◆ **TESTO DATO**:
Non so precisamente cosa sia il bene. So solo che è la cosa a cui aspiro. Forse è un’idea evangelica, chissà. So, però, che è una possibilità o anche una probabilità. È questo il senso della parola ‘idea’, qualcosa, insomma, che potrebbe o dovrebbe ‘accadere’. No, non credo alla poesia come contenitore di male o amplificatore dei nostri piccoli ego. Baudelaire, paradossalmente, la pensava proprio così.
Perché la poesia, la cosa meno ‘mondana’ che ci sia? Come è sorta in te e quali sono le letture che ti hanno formato, o gli incontri?
La poesia (ma mi vergogno un po’ a dirlo) in me è sorta prestissimo. Avevo sette-otto anni e scrivevo dei componimenti in lode dei miei calciatori preferiti, Sivori del Napoli, soprattutto. Evidentemente erano dei miserrimi epinici, prima che leggessi Pindaro! Mi ha formato sicuramente la lettura della poesia delle origini: i Siciliani, Guittone, Cavalcanti, Dante, naturalmente. Poi Leopardi, certo Pascoli, Rebora, Campana, Montale, Penna. Tra gli stranieri… sono troppi. Due su tutti: Baudelaire e Lorca. Se poi dovessi dire cos’è per me la poesia, allora mi viene in mente il cosiddetto sonetto della Garisenda di Dante. Cosa guarda Dante? Cosa gli impedisce di vedere la torre? Ma c’è poi stato davvero a Bologna? Ecco, per me la poesia è questo tenerissimo mistero, questa mallarmeana oscurità, che può svelarsi o non svelarsi.
Estrai un verso che descriva il tuo percorso lirico, e dimmi perché ti sintetizza.
È difficile rispondere. Forse questi pochi versi: “Oh, tu non puoi trasportare per le scale / questa madonnina di legno, così fragile, / esangue, farla dormire nel tuo letto, / vegliarla come si veglia una bambina / che ha la febbre, non ne sei degno!”. Ecco, talvolta ho la presunzione di credere di essere degno di portarmela a letto. È anche questa la mia idea di bene.
Estrai, invece, in virtù di gratitudine, un verso di un autore che ami e dimmi perché lo hai scelto.
San Martino di Carducci. È una poesia perfetta. È tutto un mondo. È un dipinto ad olio potente e penetrante, entra tutto nel profondo.

◆ **COMPITI RICHIESTI**:
• A. Ricopia il passo del testo sulla poesia dalle parole “Estrai un verso” fino alle parole “lo hai scelto.” incluse, sostituendo “madonnina” con “statuina”.
• B. Rispondi in base al testo sulla poesia:
(i) A che età risalgono i primi componimenti in lode dei calciatori preferiti?
(ii) Quali due poeti stranieri vengono indicati sopra tutti?
(iii) Quale poesia di Carducci viene scelta?

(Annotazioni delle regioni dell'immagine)
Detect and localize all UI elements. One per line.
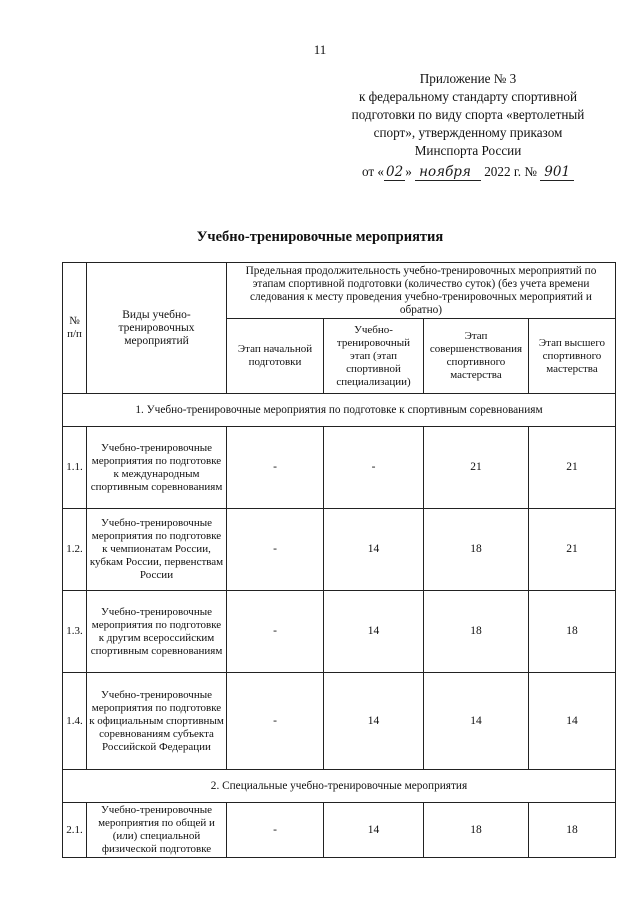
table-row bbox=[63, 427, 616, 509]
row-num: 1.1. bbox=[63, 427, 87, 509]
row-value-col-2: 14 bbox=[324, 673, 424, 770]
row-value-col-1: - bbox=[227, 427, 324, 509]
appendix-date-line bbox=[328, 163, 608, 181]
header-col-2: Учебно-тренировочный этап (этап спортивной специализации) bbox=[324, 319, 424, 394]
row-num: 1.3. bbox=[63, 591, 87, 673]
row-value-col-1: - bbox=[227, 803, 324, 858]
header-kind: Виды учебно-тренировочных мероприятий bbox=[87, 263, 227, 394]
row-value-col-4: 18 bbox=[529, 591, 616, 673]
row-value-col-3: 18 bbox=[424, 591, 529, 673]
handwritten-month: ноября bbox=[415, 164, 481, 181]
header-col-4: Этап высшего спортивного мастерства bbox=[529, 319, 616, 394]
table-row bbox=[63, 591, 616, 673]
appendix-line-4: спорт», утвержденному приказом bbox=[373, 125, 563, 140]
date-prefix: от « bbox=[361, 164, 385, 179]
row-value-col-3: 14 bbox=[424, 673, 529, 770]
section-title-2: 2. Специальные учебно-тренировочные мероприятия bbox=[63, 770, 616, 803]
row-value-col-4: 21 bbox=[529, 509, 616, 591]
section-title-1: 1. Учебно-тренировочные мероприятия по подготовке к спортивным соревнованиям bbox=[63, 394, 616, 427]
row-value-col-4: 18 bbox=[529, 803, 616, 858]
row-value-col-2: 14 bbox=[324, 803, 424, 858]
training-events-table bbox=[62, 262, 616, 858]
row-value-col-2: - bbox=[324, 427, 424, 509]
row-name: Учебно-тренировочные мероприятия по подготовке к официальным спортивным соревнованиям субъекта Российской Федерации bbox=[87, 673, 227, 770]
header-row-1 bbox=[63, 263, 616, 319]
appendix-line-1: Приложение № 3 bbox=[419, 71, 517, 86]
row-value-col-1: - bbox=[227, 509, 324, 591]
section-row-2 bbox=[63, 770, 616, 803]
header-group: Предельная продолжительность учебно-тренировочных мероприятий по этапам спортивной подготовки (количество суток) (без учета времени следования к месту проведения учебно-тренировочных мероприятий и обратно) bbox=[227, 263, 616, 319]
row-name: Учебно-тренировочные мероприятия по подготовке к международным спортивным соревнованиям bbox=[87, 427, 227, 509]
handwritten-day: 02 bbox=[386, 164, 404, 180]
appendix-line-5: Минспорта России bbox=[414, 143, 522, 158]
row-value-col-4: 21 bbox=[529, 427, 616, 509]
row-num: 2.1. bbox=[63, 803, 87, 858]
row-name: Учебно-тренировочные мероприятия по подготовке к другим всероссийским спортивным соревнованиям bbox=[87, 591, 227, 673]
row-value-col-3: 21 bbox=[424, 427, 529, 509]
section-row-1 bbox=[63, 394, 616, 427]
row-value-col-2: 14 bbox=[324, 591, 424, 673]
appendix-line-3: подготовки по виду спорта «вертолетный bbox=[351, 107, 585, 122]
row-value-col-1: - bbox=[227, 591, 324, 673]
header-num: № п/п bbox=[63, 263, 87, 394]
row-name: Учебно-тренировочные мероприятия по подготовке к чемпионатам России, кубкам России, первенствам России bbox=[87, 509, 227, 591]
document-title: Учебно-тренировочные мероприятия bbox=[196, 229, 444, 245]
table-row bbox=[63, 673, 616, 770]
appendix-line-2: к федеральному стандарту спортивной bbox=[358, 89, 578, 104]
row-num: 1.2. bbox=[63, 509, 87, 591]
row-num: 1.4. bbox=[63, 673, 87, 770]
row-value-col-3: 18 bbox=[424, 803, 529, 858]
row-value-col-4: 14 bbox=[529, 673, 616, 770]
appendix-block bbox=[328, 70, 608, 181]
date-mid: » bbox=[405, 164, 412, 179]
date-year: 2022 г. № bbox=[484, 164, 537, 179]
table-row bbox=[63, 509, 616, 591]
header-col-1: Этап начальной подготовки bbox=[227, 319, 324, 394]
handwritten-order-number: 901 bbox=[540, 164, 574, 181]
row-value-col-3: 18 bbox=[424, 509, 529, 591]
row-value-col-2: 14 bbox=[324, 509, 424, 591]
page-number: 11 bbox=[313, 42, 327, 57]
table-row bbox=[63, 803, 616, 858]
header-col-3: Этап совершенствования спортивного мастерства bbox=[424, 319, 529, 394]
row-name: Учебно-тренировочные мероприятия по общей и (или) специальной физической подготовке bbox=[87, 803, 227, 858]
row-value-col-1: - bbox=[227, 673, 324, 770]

◆ **SOLUZIONI PER COMPITO**:
• A.
Estrai un verso che descriva il tuo percorso lirico, e dimmi perché ti sintetizza.
È difficile rispondere. Forse questi pochi versi: “Oh, tu non puoi trasportare per le scale / questa statuina di legno, così fragile, / esangue, farla dormire nel tuo letto, / vegliarla come si veglia una bambina / che ha la febbre, non ne sei degno!”. Ecco, talvolta ho la presunzione di credere di essere degno di portarmela a letto. È anche questa la mia idea di bene.
Estrai, invece, in virtù di gratitudine, un verso di un autore che ami e dimmi perché lo hai scelto.

• B.
(i) A sette-otto anni.
(ii) Baudelaire e Lorca.
(iii) San Martino.